What the exercise asks :: Where a line holds the string "此角色具有将日志上传到", return that line.

Task input ::
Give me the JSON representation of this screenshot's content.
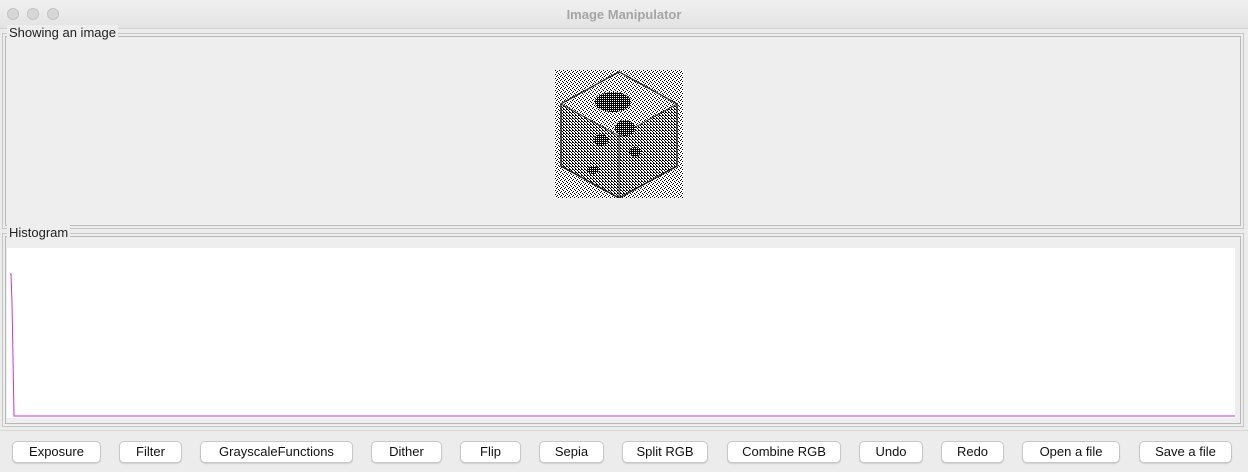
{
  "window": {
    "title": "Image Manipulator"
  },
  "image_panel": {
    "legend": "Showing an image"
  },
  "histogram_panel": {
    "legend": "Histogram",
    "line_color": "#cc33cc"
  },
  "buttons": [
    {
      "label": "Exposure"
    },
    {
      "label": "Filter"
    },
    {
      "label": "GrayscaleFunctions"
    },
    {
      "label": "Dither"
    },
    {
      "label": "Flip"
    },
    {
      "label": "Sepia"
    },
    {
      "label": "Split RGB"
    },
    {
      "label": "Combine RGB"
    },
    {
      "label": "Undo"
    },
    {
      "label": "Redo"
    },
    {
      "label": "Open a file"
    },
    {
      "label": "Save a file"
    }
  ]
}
* * *
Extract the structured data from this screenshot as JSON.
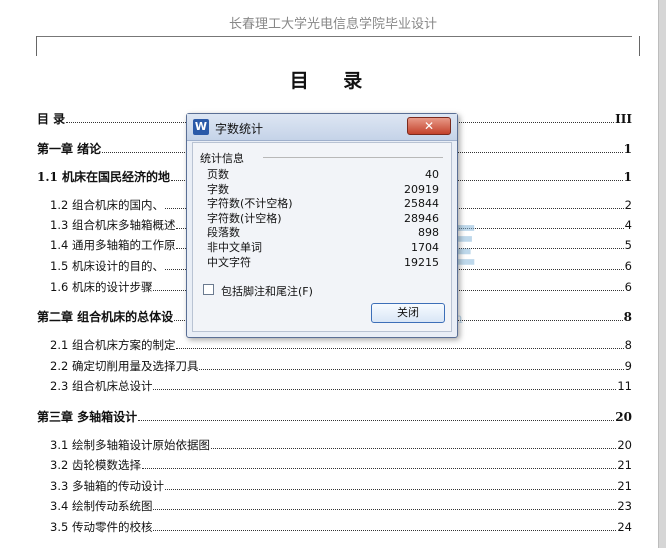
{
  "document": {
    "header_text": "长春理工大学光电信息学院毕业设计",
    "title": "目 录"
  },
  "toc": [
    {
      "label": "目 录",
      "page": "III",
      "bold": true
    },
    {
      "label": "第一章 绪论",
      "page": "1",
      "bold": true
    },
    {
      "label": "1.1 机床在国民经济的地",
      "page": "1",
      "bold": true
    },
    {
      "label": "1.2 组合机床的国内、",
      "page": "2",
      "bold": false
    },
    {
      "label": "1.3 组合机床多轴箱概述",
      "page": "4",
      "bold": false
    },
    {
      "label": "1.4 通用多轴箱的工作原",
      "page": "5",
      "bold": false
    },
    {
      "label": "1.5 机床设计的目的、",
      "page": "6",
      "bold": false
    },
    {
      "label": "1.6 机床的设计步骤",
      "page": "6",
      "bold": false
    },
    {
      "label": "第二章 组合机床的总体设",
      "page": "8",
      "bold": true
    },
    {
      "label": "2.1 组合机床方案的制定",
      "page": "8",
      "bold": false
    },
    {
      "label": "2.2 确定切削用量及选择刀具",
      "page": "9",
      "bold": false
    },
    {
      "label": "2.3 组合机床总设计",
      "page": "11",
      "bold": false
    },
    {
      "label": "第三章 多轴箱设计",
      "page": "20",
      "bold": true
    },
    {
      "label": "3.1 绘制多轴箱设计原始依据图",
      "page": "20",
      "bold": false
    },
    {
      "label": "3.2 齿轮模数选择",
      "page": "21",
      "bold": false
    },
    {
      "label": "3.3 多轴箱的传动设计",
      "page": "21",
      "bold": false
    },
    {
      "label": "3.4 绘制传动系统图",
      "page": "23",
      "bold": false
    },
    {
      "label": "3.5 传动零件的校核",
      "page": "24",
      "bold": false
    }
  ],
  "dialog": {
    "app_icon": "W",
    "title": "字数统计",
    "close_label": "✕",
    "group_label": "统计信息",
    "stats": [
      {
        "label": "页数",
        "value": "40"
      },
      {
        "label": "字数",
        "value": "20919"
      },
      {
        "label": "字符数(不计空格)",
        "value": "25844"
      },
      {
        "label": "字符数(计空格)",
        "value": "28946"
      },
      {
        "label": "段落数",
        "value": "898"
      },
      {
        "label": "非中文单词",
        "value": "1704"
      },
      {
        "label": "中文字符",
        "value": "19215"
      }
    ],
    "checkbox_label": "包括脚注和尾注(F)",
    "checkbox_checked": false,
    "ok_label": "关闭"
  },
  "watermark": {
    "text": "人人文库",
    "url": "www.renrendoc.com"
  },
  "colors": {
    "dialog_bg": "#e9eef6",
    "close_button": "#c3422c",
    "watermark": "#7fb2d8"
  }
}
...
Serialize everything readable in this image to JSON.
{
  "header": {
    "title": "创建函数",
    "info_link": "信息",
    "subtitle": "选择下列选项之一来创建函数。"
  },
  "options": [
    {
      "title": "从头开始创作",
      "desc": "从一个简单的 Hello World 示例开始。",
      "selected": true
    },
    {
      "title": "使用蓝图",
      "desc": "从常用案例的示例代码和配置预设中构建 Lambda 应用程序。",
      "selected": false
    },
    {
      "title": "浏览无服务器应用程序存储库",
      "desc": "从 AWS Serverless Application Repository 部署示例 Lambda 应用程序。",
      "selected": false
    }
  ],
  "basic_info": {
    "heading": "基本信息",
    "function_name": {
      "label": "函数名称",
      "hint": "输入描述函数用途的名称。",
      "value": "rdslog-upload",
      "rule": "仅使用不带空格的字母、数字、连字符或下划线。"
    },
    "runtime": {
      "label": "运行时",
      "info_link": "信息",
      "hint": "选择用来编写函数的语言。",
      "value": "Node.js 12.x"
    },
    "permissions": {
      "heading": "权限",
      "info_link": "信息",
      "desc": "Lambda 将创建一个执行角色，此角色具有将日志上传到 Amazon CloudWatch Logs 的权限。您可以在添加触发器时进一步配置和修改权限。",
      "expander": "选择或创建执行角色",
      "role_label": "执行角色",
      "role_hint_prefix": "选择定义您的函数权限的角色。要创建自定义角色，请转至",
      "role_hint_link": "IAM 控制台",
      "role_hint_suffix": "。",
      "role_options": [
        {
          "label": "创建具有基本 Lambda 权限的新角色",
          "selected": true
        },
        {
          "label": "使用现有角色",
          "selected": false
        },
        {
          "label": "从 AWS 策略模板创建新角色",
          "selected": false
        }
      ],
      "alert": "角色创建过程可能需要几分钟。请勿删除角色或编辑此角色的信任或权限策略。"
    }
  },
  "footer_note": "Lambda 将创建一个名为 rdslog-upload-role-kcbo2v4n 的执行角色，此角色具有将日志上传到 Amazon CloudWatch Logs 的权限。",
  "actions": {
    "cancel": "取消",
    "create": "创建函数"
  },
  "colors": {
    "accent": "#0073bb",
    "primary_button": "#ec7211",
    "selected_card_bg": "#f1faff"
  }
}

Exercise solution ::
      "desc": "Lambda 将创建一个执行角色，此角色具有将日志上传到 Amazon CloudWatch Logs 的权限。您可以在添加触发器时进一步配置和修改权限。",
  "footer_note": "Lambda 将创建一个名为 rdslog-upload-role-kcbo2v4n 的执行角色，此角色具有将日志上传到 Amazon CloudWatch Logs 的权限。",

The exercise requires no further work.